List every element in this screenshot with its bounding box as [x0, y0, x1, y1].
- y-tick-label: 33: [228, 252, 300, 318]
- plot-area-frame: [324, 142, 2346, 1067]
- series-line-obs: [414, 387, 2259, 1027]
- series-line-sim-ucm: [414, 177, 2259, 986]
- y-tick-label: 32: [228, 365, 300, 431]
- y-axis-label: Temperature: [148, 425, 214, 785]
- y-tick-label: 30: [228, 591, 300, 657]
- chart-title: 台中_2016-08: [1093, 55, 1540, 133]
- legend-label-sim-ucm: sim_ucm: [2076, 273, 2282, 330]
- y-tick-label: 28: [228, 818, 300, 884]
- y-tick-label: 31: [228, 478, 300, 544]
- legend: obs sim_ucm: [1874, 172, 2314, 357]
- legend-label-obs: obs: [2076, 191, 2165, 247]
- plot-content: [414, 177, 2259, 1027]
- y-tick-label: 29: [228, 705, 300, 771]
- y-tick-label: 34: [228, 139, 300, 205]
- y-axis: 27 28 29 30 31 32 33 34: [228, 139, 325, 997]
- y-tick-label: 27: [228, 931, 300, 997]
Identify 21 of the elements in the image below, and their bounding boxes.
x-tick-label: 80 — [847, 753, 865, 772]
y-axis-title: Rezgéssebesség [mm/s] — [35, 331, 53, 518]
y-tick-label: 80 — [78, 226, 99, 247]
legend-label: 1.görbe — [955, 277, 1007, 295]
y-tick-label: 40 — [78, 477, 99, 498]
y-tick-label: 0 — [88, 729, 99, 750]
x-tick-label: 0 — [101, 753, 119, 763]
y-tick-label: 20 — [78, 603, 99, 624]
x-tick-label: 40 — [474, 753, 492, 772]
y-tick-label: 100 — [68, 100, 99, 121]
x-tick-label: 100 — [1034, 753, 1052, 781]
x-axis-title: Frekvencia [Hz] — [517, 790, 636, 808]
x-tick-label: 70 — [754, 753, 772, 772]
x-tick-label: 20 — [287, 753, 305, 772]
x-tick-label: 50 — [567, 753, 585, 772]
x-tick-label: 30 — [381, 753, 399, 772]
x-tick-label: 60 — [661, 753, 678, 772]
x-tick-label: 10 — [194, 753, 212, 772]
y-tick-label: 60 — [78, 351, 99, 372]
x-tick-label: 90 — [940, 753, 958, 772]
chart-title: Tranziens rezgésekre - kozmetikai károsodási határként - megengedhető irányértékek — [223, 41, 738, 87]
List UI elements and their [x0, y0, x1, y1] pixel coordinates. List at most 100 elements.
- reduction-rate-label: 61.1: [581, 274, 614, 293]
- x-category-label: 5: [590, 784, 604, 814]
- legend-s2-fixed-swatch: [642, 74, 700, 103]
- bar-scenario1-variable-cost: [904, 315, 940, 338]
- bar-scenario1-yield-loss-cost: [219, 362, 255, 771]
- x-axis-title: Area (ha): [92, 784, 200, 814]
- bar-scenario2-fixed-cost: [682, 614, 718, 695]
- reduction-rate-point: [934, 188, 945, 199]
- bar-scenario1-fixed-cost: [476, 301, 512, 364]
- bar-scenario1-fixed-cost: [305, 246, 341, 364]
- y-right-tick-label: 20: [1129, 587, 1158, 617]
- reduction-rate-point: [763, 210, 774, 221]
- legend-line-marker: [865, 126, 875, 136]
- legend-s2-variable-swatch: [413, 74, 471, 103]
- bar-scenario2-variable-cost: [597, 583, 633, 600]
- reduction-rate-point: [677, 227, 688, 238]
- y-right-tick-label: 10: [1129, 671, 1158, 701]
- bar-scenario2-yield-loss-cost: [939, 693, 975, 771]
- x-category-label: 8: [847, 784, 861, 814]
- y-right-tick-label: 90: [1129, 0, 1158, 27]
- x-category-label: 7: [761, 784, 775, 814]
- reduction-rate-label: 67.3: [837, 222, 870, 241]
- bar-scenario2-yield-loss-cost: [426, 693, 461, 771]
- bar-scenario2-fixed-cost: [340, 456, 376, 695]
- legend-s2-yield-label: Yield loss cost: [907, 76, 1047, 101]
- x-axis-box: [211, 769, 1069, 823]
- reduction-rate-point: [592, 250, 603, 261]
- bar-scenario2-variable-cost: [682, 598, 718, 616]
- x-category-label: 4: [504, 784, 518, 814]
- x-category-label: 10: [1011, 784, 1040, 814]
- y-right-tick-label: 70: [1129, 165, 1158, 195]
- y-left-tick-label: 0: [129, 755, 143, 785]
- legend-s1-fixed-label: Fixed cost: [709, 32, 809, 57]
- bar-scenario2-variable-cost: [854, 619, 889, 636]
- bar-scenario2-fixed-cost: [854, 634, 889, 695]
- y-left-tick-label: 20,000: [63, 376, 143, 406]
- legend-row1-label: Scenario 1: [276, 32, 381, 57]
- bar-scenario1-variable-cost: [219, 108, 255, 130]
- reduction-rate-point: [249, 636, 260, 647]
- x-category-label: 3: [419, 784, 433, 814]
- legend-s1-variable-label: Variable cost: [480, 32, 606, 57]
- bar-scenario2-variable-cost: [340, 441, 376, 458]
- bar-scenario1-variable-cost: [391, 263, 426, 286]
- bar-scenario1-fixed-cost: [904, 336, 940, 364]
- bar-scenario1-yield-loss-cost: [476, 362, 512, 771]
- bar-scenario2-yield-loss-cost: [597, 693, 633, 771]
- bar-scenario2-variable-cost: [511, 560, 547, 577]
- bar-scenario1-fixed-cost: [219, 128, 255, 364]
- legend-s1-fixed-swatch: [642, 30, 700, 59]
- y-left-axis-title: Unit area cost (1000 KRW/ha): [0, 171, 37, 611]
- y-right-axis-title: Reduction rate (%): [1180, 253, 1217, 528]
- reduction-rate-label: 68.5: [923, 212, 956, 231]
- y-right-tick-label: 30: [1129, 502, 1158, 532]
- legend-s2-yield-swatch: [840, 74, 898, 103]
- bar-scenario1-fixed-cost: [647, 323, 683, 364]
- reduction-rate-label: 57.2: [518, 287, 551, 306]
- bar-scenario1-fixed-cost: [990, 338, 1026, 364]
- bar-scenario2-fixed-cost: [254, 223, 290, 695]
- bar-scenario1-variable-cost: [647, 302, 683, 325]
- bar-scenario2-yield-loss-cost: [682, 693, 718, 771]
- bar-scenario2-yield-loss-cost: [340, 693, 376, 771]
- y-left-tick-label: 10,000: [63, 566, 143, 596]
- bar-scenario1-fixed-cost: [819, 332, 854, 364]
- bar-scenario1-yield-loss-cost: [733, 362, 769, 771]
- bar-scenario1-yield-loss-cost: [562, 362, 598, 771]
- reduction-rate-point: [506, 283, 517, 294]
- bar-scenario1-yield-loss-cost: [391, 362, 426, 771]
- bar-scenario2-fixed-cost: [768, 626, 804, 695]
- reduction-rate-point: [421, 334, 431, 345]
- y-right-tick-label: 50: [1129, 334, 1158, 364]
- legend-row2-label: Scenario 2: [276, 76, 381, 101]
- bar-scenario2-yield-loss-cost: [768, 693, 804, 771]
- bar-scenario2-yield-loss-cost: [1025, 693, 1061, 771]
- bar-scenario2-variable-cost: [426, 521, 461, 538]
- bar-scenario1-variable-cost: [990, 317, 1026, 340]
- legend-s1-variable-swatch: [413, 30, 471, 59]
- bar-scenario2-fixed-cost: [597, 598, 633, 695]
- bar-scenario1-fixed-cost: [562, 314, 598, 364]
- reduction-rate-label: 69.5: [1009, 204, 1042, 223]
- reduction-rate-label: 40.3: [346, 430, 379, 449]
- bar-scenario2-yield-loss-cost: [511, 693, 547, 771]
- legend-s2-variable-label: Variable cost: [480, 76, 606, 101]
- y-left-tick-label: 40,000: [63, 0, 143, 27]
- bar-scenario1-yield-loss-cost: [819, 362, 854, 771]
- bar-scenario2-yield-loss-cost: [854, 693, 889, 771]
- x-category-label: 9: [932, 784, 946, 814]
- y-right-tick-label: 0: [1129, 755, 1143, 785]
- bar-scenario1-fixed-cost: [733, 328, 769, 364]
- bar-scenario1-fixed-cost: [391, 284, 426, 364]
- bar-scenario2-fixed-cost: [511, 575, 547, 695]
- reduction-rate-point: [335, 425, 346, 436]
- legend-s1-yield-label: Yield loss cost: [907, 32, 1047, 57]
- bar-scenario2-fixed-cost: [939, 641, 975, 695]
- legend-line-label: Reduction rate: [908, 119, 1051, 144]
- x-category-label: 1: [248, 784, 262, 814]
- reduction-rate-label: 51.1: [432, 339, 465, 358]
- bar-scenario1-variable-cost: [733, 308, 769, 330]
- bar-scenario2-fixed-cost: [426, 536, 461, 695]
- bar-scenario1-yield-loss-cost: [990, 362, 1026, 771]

What you will do: Repeat the data word for word, from its first line through the line containing "x-tick-label: 90 — [940, 753, 958, 772]", inclusive.

Completed exercise:
List every element in this screenshot with its bounding box as [x0, y0, x1, y1].
- y-tick-label: 33: [228, 252, 300, 318]
- plot-area-frame: [324, 142, 2346, 1067]
- series-line-obs: [414, 387, 2259, 1027]
- series-line-sim-ucm: [414, 177, 2259, 986]
- y-tick-label: 32: [228, 365, 300, 431]
- y-axis-label: Temperature: [148, 425, 214, 785]
- y-tick-label: 30: [228, 591, 300, 657]
- chart-title: 台中_2016-08: [1093, 55, 1540, 133]
- legend-label-sim-ucm: sim_ucm: [2076, 273, 2282, 330]
- y-tick-label: 28: [228, 818, 300, 884]
- y-tick-label: 31: [228, 478, 300, 544]
- legend: obs sim_ucm: [1874, 172, 2314, 357]
- legend-label-obs: obs: [2076, 191, 2165, 247]
- plot-content: [414, 177, 2259, 1027]
- y-tick-label: 29: [228, 705, 300, 771]
- y-tick-label: 34: [228, 139, 300, 205]
- y-axis: 27 28 29 30 31 32 33 34: [228, 139, 325, 997]
- y-tick-label: 27: [228, 931, 300, 997]
Identify 21 of the elements in the image below, and their bounding boxes.
x-tick-label: 80 — [847, 753, 865, 772]
y-axis-title: Rezgéssebesség [mm/s] — [35, 331, 53, 518]
y-tick-label: 80 — [78, 226, 99, 247]
legend-label: 1.görbe — [955, 277, 1007, 295]
y-tick-label: 40 — [78, 477, 99, 498]
y-tick-label: 0 — [88, 729, 99, 750]
x-tick-label: 0 — [101, 753, 119, 763]
y-tick-label: 20 — [78, 603, 99, 624]
x-tick-label: 40 — [474, 753, 492, 772]
y-tick-label: 100 — [68, 100, 99, 121]
x-tick-label: 100 — [1034, 753, 1052, 781]
x-axis-title: Frekvencia [Hz] — [517, 790, 636, 808]
x-tick-label: 70 — [754, 753, 772, 772]
x-tick-label: 20 — [287, 753, 305, 772]
x-tick-label: 50 — [567, 753, 585, 772]
x-tick-label: 30 — [381, 753, 399, 772]
x-tick-label: 60 — [661, 753, 678, 772]
x-tick-label: 10 — [194, 753, 212, 772]
y-tick-label: 60 — [78, 351, 99, 372]
x-tick-label: 90 — [940, 753, 958, 772]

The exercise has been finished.